Exercise directions -
Copy the data exactly; pictures stay out of the copy.

Listed entries -
··········
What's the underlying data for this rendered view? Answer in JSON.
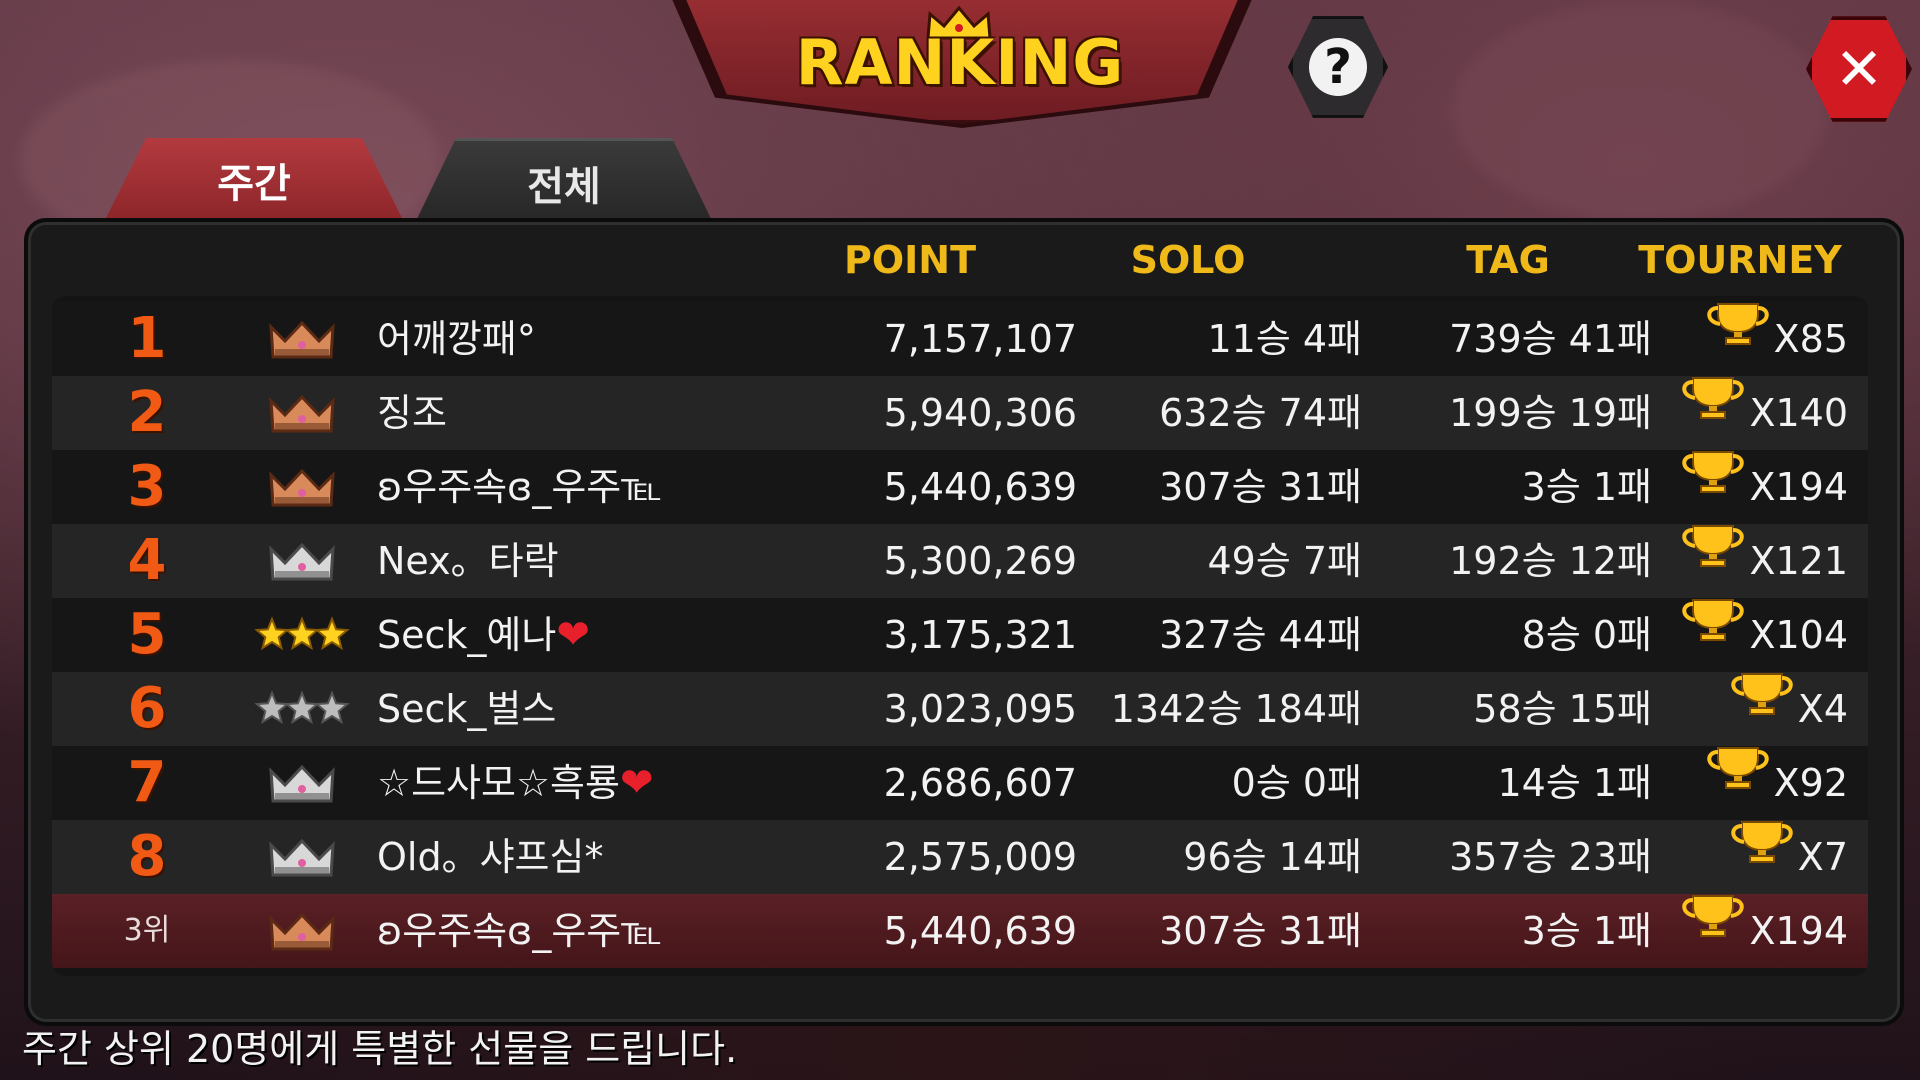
{
  "title": "RANKING",
  "help_icon": "question-icon",
  "close_icon": "close-icon",
  "tabs": [
    {
      "label": "주간",
      "active": true
    },
    {
      "label": "전체",
      "active": false
    }
  ],
  "columns": {
    "point": "POINT",
    "solo": "SOLO",
    "tag": "TAG",
    "tourney": "TOURNEY"
  },
  "rows": [
    {
      "rank": "1",
      "badge": "crown-gold",
      "name": "어깨깡패°",
      "point": "7,157,107",
      "solo": "11승 4패",
      "tag": "739승 41패",
      "tourney": "X85"
    },
    {
      "rank": "2",
      "badge": "crown-gold",
      "name": "징조",
      "point": "5,940,306",
      "solo": "632승 74패",
      "tag": "199승 19패",
      "tourney": "X140"
    },
    {
      "rank": "3",
      "badge": "crown-gold",
      "name": "ʚ우주속ɞ_우주℡",
      "point": "5,440,639",
      "solo": "307승 31패",
      "tag": "3승 1패",
      "tourney": "X194"
    },
    {
      "rank": "4",
      "badge": "crown-silver",
      "name": "Nex。타락",
      "point": "5,300,269",
      "solo": "49승 7패",
      "tag": "192승 12패",
      "tourney": "X121"
    },
    {
      "rank": "5",
      "badge": "stars-gold",
      "name": "Seck_예나",
      "heart": true,
      "point": "3,175,321",
      "solo": "327승 44패",
      "tag": "8승 0패",
      "tourney": "X104"
    },
    {
      "rank": "6",
      "badge": "stars-silver",
      "name": "Seck_벌스",
      "point": "3,023,095",
      "solo": "1342승 184패",
      "tag": "58승 15패",
      "tourney": "X4"
    },
    {
      "rank": "7",
      "badge": "crown-silver",
      "name": "☆드사모☆흑룡",
      "heart": true,
      "point": "2,686,607",
      "solo": "0승 0패",
      "tag": "14승 1패",
      "tourney": "X92"
    },
    {
      "rank": "8",
      "badge": "crown-silver",
      "name": "Old。샤프심*",
      "point": "2,575,009",
      "solo": "96승 14패",
      "tag": "357승 23패",
      "tourney": "X7"
    }
  ],
  "my_row": {
    "rank": "3위",
    "badge": "crown-gold",
    "name": "ʚ우주속ɞ_우주℡",
    "point": "5,440,639",
    "solo": "307승 31패",
    "tag": "3승 1패",
    "tourney": "X194"
  },
  "footer": "주간 상위 20명에게 특별한 선물을 드립니다.",
  "colors": {
    "accent": "#f0b91a",
    "title": "#ffd21f",
    "rank": "#f05a14",
    "close": "#d11a22",
    "tab_active": "#b33a3f"
  }
}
··········
Written answer -
What's the underlying data for this rendered view? Answer in JSON.
{
  "title": "RANKING",
  "help_icon": "question-icon",
  "close_icon": "close-icon",
  "tabs": [
    {
      "label": "주간",
      "active": true
    },
    {
      "label": "전체",
      "active": false
    }
  ],
  "columns": {
    "point": "POINT",
    "solo": "SOLO",
    "tag": "TAG",
    "tourney": "TOURNEY"
  },
  "rows": [
    {
      "rank": "1",
      "badge": "crown-gold",
      "name": "어깨깡패°",
      "point": "7,157,107",
      "solo": "11승 4패",
      "tag": "739승 41패",
      "tourney": "X85"
    },
    {
      "rank": "2",
      "badge": "crown-gold",
      "name": "징조",
      "point": "5,940,306",
      "solo": "632승 74패",
      "tag": "199승 19패",
      "tourney": "X140"
    },
    {
      "rank": "3",
      "badge": "crown-gold",
      "name": "ʚ우주속ɞ_우주℡",
      "point": "5,440,639",
      "solo": "307승 31패",
      "tag": "3승 1패",
      "tourney": "X194"
    },
    {
      "rank": "4",
      "badge": "crown-silver",
      "name": "Nex。타락",
      "point": "5,300,269",
      "solo": "49승 7패",
      "tag": "192승 12패",
      "tourney": "X121"
    },
    {
      "rank": "5",
      "badge": "stars-gold",
      "name": "Seck_예나",
      "heart": true,
      "point": "3,175,321",
      "solo": "327승 44패",
      "tag": "8승 0패",
      "tourney": "X104"
    },
    {
      "rank": "6",
      "badge": "stars-silver",
      "name": "Seck_벌스",
      "point": "3,023,095",
      "solo": "1342승 184패",
      "tag": "58승 15패",
      "tourney": "X4"
    },
    {
      "rank": "7",
      "badge": "crown-silver",
      "name": "☆드사모☆흑룡",
      "heart": true,
      "point": "2,686,607",
      "solo": "0승 0패",
      "tag": "14승 1패",
      "tourney": "X92"
    },
    {
      "rank": "8",
      "badge": "crown-silver",
      "name": "Old。샤프심*",
      "point": "2,575,009",
      "solo": "96승 14패",
      "tag": "357승 23패",
      "tourney": "X7"
    }
  ],
  "my_row": {
    "rank": "3위",
    "badge": "crown-gold",
    "name": "ʚ우주속ɞ_우주℡",
    "point": "5,440,639",
    "solo": "307승 31패",
    "tag": "3승 1패",
    "tourney": "X194"
  },
  "footer": "주간 상위 20명에게 특별한 선물을 드립니다.",
  "colors": {
    "accent": "#f0b91a",
    "title": "#ffd21f",
    "rank": "#f05a14",
    "close": "#d11a22",
    "tab_active": "#b33a3f"
  }
}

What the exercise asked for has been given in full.